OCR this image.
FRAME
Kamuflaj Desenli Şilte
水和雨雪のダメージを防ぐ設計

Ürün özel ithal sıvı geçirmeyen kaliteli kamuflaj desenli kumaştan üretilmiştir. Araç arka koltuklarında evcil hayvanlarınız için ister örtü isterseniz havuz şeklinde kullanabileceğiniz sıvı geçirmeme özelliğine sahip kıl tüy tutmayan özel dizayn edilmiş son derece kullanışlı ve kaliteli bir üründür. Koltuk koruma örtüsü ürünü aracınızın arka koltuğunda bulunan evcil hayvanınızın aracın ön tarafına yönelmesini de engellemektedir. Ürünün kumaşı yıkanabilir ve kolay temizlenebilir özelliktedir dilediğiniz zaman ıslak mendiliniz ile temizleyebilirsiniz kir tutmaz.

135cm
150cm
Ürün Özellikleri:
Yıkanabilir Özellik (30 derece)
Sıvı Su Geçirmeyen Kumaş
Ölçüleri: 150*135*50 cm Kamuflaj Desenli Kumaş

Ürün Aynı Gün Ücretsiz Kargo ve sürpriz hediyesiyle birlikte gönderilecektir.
====================
▸ **REQUIRED TASK**:
Please repeat the listing above in full and exactly.

▸ **TASK SOLUTION**:
OCR this image.
FRAME
Kamuflaj Desenli Şilte
水和雨雪のダメージを防ぐ設計

Ürün özel ithal sıvı geçirmeyen kaliteli kamuflaj desenli kumaştan üretilmiştir. Araç arka koltuklarında evcil hayvanlarınız için ister örtü isterseniz havuz şeklinde kullanabileceğiniz sıvı geçirmeme özelliğine sahip kıl tüy tutmayan özel dizayn edilmiş son derece kullanışlı ve kaliteli bir üründür. Koltuk koruma örtüsü ürünü aracınızın arka koltuğunda bulunan evcil hayvanınızın aracın ön tarafına yönelmesini de engellemektedir. Ürünün kumaşı yıkanabilir ve kolay temizlenebilir özelliktedir dilediğiniz zaman ıslak mendiliniz ile temizleyebilirsiniz kir tutmaz.

135cm
150cm
Ürün Özellikleri:
Yıkanabilir Özellik (30 derece)
Sıvı Su Geçirmeyen Kumaş
Ölçüleri: 150*135*50 cm Kamuflaj Desenli Kumaş

Ürün Aynı Gün Ücretsiz Kargo ve sürpriz hediyesiyle birlikte gönderilecektir.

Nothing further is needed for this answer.